==== Listed entries ====
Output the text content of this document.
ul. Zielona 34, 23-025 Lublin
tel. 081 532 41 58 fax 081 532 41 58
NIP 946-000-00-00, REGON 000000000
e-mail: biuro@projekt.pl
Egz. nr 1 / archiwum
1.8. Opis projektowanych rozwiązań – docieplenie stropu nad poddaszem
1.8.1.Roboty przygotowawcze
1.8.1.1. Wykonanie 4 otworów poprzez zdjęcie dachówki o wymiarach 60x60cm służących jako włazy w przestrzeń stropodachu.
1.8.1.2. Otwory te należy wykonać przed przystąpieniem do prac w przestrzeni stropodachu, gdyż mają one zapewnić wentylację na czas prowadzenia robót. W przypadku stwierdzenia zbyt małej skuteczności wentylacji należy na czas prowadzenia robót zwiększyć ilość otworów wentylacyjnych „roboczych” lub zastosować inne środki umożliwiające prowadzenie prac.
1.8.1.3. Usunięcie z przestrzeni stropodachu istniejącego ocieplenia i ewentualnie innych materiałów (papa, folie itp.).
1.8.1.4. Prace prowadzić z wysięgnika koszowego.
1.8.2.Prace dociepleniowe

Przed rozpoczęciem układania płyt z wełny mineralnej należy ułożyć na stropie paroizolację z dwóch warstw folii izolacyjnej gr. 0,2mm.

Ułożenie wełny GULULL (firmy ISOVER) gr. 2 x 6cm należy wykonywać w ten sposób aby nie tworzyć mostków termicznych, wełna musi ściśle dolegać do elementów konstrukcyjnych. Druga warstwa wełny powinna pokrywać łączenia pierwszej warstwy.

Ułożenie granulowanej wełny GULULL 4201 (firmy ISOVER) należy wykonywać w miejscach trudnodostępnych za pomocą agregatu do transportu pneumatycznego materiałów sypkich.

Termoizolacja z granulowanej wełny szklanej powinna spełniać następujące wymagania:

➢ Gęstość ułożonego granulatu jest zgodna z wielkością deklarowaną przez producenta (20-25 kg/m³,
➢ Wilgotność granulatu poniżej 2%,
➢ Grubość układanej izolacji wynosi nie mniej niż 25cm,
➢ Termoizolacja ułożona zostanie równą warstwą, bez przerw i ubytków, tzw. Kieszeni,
====
## The request
Extract each line from the entries above that contains the string "Prace".

## Answer to this task
1.8.1.4. Prace prowadzić z wysięgnika koszowego.
1.8.2.Prace dociepleniowe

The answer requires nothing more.